## EXERCISE INSTRUCTIONS
Reproduce each record below exactly as written.

## ENTRIES
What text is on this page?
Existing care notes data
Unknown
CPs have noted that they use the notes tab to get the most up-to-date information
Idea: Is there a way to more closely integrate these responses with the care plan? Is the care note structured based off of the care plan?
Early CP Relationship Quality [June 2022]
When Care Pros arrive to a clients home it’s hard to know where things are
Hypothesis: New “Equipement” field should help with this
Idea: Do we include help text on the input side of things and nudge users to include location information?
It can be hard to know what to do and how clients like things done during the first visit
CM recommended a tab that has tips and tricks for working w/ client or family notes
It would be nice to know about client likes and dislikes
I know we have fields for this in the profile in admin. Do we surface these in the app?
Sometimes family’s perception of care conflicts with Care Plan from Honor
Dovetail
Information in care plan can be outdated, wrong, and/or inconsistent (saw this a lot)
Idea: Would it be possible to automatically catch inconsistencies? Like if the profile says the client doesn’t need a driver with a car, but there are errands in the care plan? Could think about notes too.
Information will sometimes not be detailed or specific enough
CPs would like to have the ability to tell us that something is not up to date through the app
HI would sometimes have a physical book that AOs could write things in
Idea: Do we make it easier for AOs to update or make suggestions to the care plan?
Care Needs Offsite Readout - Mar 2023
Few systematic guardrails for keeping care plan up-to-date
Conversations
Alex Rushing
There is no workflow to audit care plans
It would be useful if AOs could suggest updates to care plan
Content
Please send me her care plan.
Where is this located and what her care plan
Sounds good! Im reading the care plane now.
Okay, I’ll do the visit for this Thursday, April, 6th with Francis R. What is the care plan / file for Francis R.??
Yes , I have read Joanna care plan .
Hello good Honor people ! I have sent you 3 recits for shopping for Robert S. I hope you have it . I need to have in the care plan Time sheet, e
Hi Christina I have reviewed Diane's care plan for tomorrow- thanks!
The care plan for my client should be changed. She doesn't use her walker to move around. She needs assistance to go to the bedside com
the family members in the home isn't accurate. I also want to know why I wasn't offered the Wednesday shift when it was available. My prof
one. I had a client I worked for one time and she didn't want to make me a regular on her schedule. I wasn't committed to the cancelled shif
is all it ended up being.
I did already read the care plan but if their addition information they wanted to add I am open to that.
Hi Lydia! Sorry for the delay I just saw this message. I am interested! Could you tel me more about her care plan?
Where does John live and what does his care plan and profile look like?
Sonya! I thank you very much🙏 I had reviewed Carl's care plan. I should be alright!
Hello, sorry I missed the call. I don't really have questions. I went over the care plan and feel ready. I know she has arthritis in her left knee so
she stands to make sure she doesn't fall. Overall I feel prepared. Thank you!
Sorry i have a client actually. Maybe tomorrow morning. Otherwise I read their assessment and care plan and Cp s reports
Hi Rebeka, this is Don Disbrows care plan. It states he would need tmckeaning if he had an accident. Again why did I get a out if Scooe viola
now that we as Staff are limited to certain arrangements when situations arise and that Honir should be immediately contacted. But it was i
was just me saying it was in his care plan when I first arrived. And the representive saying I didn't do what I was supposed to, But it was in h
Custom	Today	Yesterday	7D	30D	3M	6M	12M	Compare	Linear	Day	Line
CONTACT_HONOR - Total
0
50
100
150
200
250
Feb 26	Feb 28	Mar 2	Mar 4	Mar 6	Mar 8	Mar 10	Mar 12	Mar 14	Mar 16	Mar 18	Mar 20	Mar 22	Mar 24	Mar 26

## OUTPUT BELOW
What text is on this page?
Existing care notes data
Unknown
CPs have noted that they use the notes tab to get the most up-to-date information
Idea: Is there a way to more closely integrate these responses with the care plan? Is the care note structured based off of the care plan?
Early CP Relationship Quality [June 2022]
When Care Pros arrive to a clients home it’s hard to know where things are
Hypothesis: New “Equipement” field should help with this
Idea: Do we include help text on the input side of things and nudge users to include location information?
It can be hard to know what to do and how clients like things done during the first visit
CM recommended a tab that has tips and tricks for working w/ client or family notes
It would be nice to know about client likes and dislikes
I know we have fields for this in the profile in admin. Do we surface these in the app?
Sometimes family’s perception of care conflicts with Care Plan from Honor
Dovetail
Information in care plan can be outdated, wrong, and/or inconsistent (saw this a lot)
Idea: Would it be possible to automatically catch inconsistencies? Like if the profile says the client doesn’t need a driver with a car, but there are errands in the care plan? Could think about notes too.
Information will sometimes not be detailed or specific enough
CPs would like to have the ability to tell us that something is not up to date through the app
HI would sometimes have a physical book that AOs could write things in
Idea: Do we make it easier for AOs to update or make suggestions to the care plan?
Care Needs Offsite Readout - Mar 2023
Few systematic guardrails for keeping care plan up-to-date
Conversations
Alex Rushing
There is no workflow to audit care plans
It would be useful if AOs could suggest updates to care plan
Content
Please send me her care plan.
Where is this located and what her care plan
Sounds good! Im reading the care plane now.
Okay, I’ll do the visit for this Thursday, April, 6th with Francis R. What is the care plan / file for Francis R.??
Yes , I have read Joanna care plan .
Hello good Honor people ! I have sent you 3 recits for shopping for Robert S. I hope you have it . I need to have in the care plan Time sheet, e
Hi Christina I have reviewed Diane's care plan for tomorrow- thanks!
The care plan for my client should be changed. She doesn't use her walker to move around. She needs assistance to go to the bedside com
the family members in the home isn't accurate. I also want to know why I wasn't offered the Wednesday shift when it was available. My prof
one. I had a client I worked for one time and she didn't want to make me a regular on her schedule. I wasn't committed to the cancelled shif
is all it ended up being.
I did already read the care plan but if their addition information they wanted to add I am open to that.
Hi Lydia! Sorry for the delay I just saw this message. I am interested! Could you tel me more about her care plan?
Where does John live and what does his care plan and profile look like?
Sonya! I thank you very much🙏 I had reviewed Carl's care plan. I should be alright!
Hello, sorry I missed the call. I don't really have questions. I went over the care plan and feel ready. I know she has arthritis in her left knee so
she stands to make sure she doesn't fall. Overall I feel prepared. Thank you!
Sorry i have a client actually. Maybe tomorrow morning. Otherwise I read their assessment and care plan and Cp s reports
Hi Rebeka, this is Don Disbrows care plan. It states he would need tmckeaning if he had an accident. Again why did I get a out if Scooe viola
now that we as Staff are limited to certain arrangements when situations arise and that Honir should be immediately contacted. But it was i
was just me saying it was in his care plan when I first arrived. And the representive saying I didn't do what I was supposed to, But it was in h
Custom	Today	Yesterday	7D	30D	3M	6M	12M	Compare	Linear	Day	Line
CONTACT_HONOR - Total
0
50
100
150
200
250
Feb 26	Feb 28	Mar 2	Mar 4	Mar 6	Mar 8	Mar 10	Mar 12	Mar 14	Mar 16	Mar 18	Mar 20	Mar 22	Mar 24	Mar 26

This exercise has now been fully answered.